### Task description
The entries below need to be written out exactly, with no pictures included.

### Items
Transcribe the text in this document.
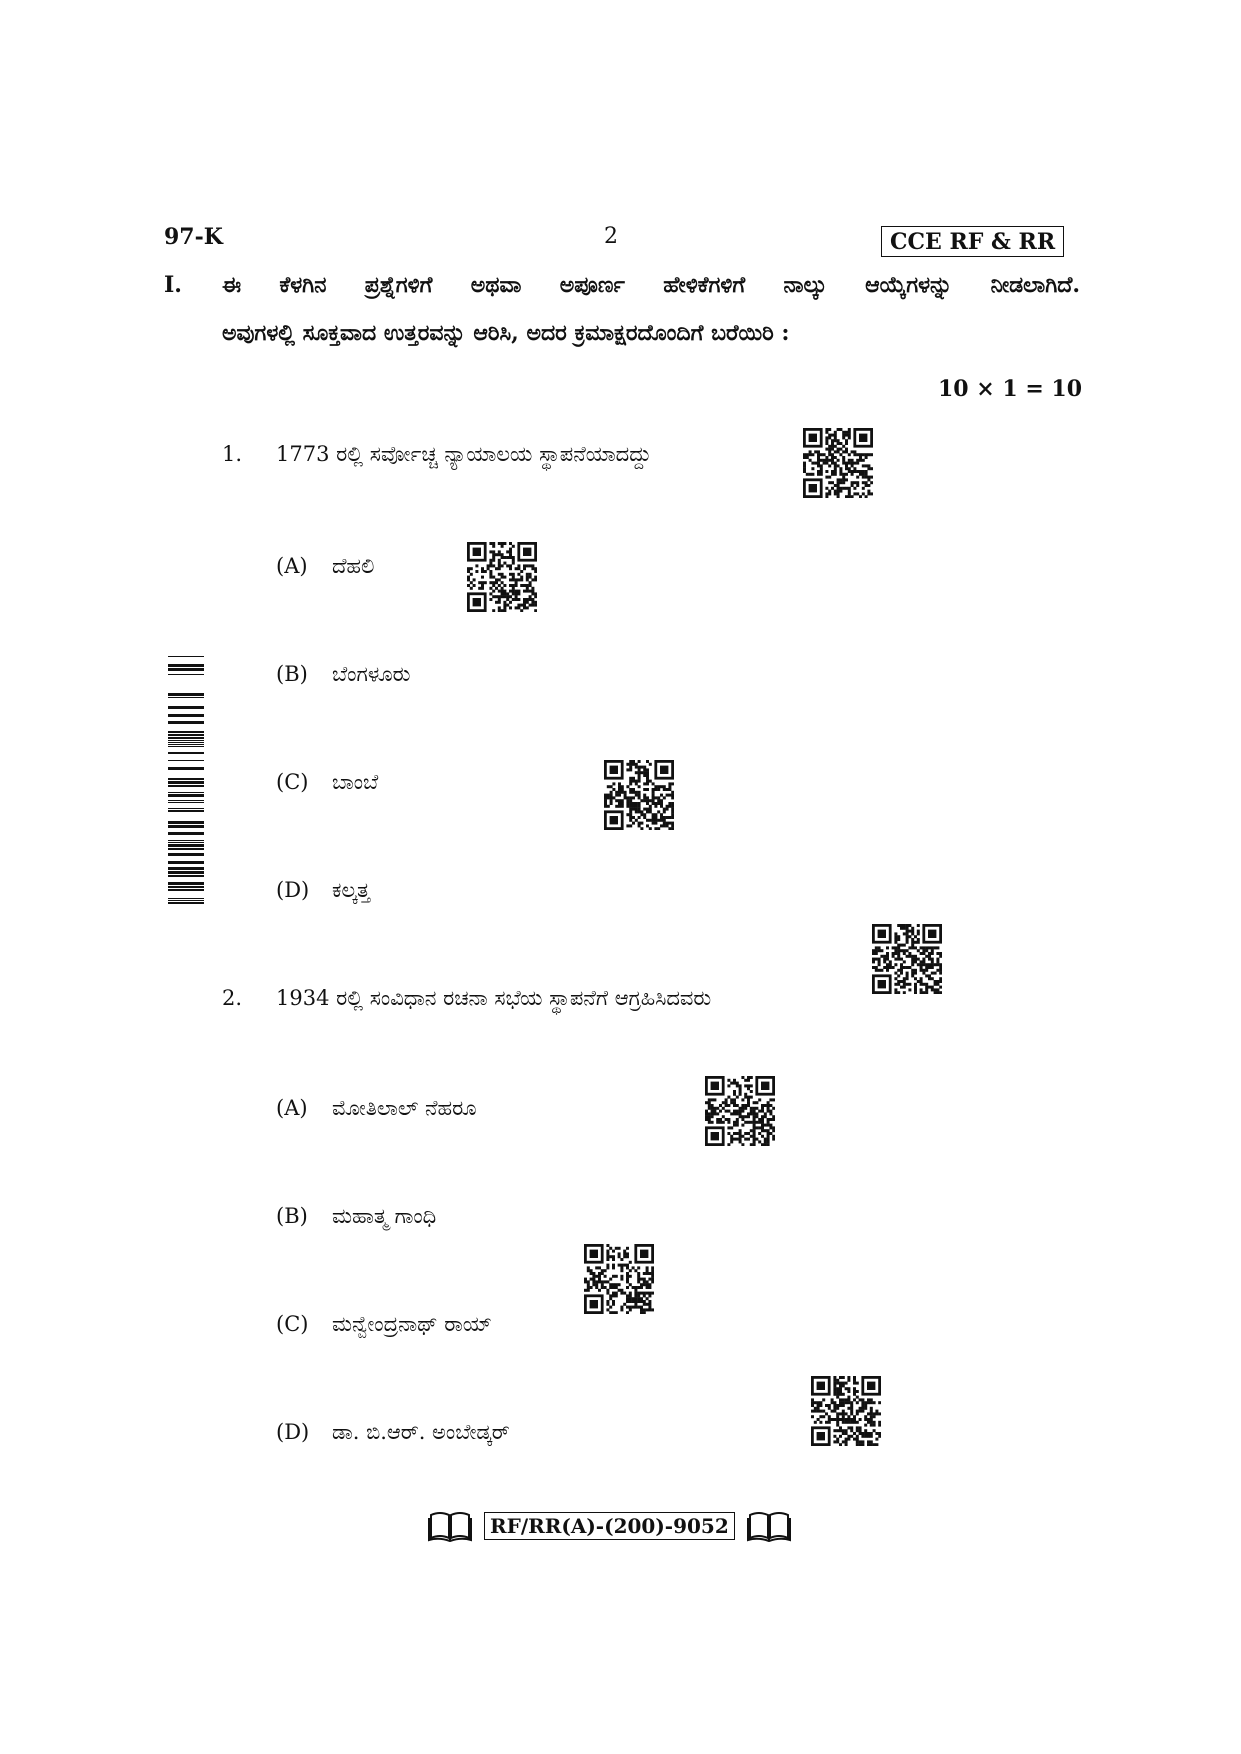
97-K	2	CCE RF & RR
I. ಈ ಕೆಳಗಿನ ಪ್ರಶ್ನೆಗಳಿಗೆ ಅಥವಾ ಅಪೂರ್ಣ ಹೇಳಿಕೆಗಳಿಗೆ ನಾಲ್ಕು ಆಯ್ಕೆಗಳನ್ನು ನೀಡಲಾಗಿದೆ.
ಅವುಗಳಲ್ಲಿ ಸೂಕ್ತವಾದ ಉತ್ತರವನ್ನು ಆರಿಸಿ, ಅದರ ಕ್ರಮಾಕ್ಷರದೊಂದಿಗೆ ಬರೆಯಿರಿ :
10 × 1 = 10
1. 1773 ರಲ್ಲಿ ಸರ್ವೋಚ್ಚ ನ್ಯಾಯಾಲಯ ಸ್ಥಾಪನೆಯಾದದ್ದು
(A) ದೆಹಲಿ
(B) ಬೆಂಗಳೂರು
(C) ಬಾಂಬೆ
(D) ಕಲ್ಕತ್ತ
2. 1934 ರಲ್ಲಿ ಸಂವಿಧಾನ ರಚನಾ ಸಭೆಯ ಸ್ಥಾಪನೆಗೆ ಆಗ್ರಹಿಸಿದವರು
(A) ಮೋತಿಲಾಲ್ ನೆಹರೂ
(B) ಮಹಾತ್ಮ ಗಾಂಧಿ
(C) ಮನ್ವೇಂದ್ರನಾಥ್ ರಾಯ್
(D) ಡಾ. ಬಿ.ಆರ್. ಅಂಬೇಡ್ಕರ್
RF/RR(A)-(200)-9052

### Output
Transcribe the text in this document.
97-K	2	CCE RF & RR
I. ಈ ಕೆಳಗಿನ ಪ್ರಶ್ನೆಗಳಿಗೆ ಅಥವಾ ಅಪೂರ್ಣ ಹೇಳಿಕೆಗಳಿಗೆ ನಾಲ್ಕು ಆಯ್ಕೆಗಳನ್ನು ನೀಡಲಾಗಿದೆ.
ಅವುಗಳಲ್ಲಿ ಸೂಕ್ತವಾದ ಉತ್ತರವನ್ನು ಆರಿಸಿ, ಅದರ ಕ್ರಮಾಕ್ಷರದೊಂದಿಗೆ ಬರೆಯಿರಿ :
10 × 1 = 10
1. 1773 ರಲ್ಲಿ ಸರ್ವೋಚ್ಚ ನ್ಯಾಯಾಲಯ ಸ್ಥಾಪನೆಯಾದದ್ದು
(A) ದೆಹಲಿ
(B) ಬೆಂಗಳೂರು
(C) ಬಾಂಬೆ
(D) ಕಲ್ಕತ್ತ
2. 1934 ರಲ್ಲಿ ಸಂವಿಧಾನ ರಚನಾ ಸಭೆಯ ಸ್ಥಾಪನೆಗೆ ಆಗ್ರಹಿಸಿದವರು
(A) ಮೋತಿಲಾಲ್ ನೆಹರೂ
(B) ಮಹಾತ್ಮ ಗಾಂಧಿ
(C) ಮನ್ವೇಂದ್ರನಾಥ್ ರಾಯ್
(D) ಡಾ. ಬಿ.ಆರ್. ಅಂಬೇಡ್ಕರ್
RF/RR(A)-(200)-9052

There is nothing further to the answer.